• EXERCISE: Quote the entries word for word. Omit the pictures.

::::

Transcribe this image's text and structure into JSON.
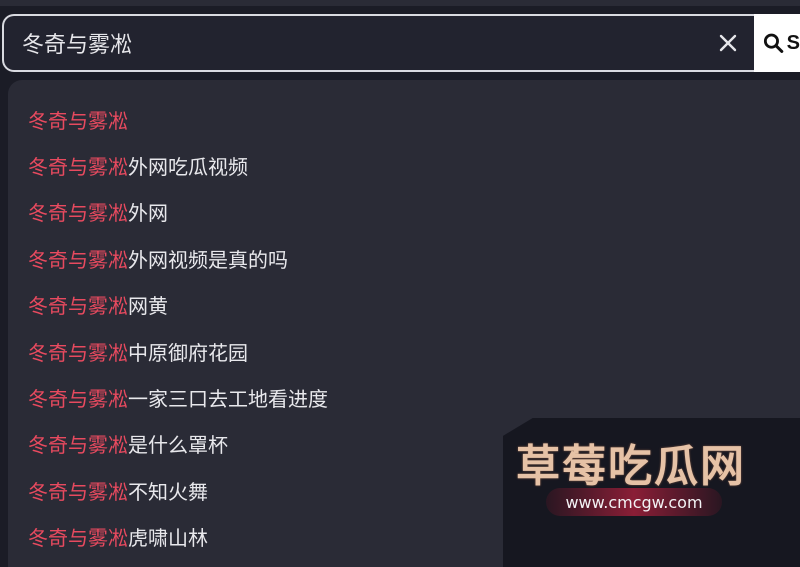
{
  "search": {
    "value": "冬奇与雾凇"
  },
  "search_button": {
    "label": "S"
  },
  "suggestions": [
    {
      "highlight": "冬奇与雾凇",
      "rest": ""
    },
    {
      "highlight": "冬奇与雾凇",
      "rest": "外网吃瓜视频"
    },
    {
      "highlight": "冬奇与雾凇",
      "rest": "外网"
    },
    {
      "highlight": "冬奇与雾凇",
      "rest": "外网视频是真的吗"
    },
    {
      "highlight": "冬奇与雾凇",
      "rest": "网黄"
    },
    {
      "highlight": "冬奇与雾凇",
      "rest": "中原御府花园"
    },
    {
      "highlight": "冬奇与雾凇",
      "rest": "一家三口去工地看进度"
    },
    {
      "highlight": "冬奇与雾凇",
      "rest": "是什么罩杯"
    },
    {
      "highlight": "冬奇与雾凇",
      "rest": "不知火舞"
    },
    {
      "highlight": "冬奇与雾凇",
      "rest": "虎啸山林"
    }
  ],
  "watermark": {
    "title": "草莓吃瓜网",
    "url": "www.cmcgw.com"
  },
  "icons": {
    "clear": "close-icon",
    "search": "search-icon"
  },
  "colors": {
    "background": "#1b1c26",
    "dropdown": "#2a2b36",
    "highlight": "#e84a5f",
    "text": "#e8e8ec"
  }
}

::::

• RESULT FOR THIS EXERCISE:
Transcribe this image's text and structure into JSON.
{
  "search": {
    "value": "冬奇与雾凇"
  },
  "search_button": {
    "label": "S"
  },
  "suggestions": [
    {
      "highlight": "冬奇与雾凇",
      "rest": ""
    },
    {
      "highlight": "冬奇与雾凇",
      "rest": "外网吃瓜视频"
    },
    {
      "highlight": "冬奇与雾凇",
      "rest": "外网"
    },
    {
      "highlight": "冬奇与雾凇",
      "rest": "外网视频是真的吗"
    },
    {
      "highlight": "冬奇与雾凇",
      "rest": "网黄"
    },
    {
      "highlight": "冬奇与雾凇",
      "rest": "中原御府花园"
    },
    {
      "highlight": "冬奇与雾凇",
      "rest": "一家三口去工地看进度"
    },
    {
      "highlight": "冬奇与雾凇",
      "rest": "是什么罩杯"
    },
    {
      "highlight": "冬奇与雾凇",
      "rest": "不知火舞"
    },
    {
      "highlight": "冬奇与雾凇",
      "rest": "虎啸山林"
    }
  ],
  "watermark": {
    "title": "草莓吃瓜网",
    "url": "www.cmcgw.com"
  },
  "icons": {
    "clear": "close-icon",
    "search": "search-icon"
  },
  "colors": {
    "background": "#1b1c26",
    "dropdown": "#2a2b36",
    "highlight": "#e84a5f",
    "text": "#e8e8ec"
  }
}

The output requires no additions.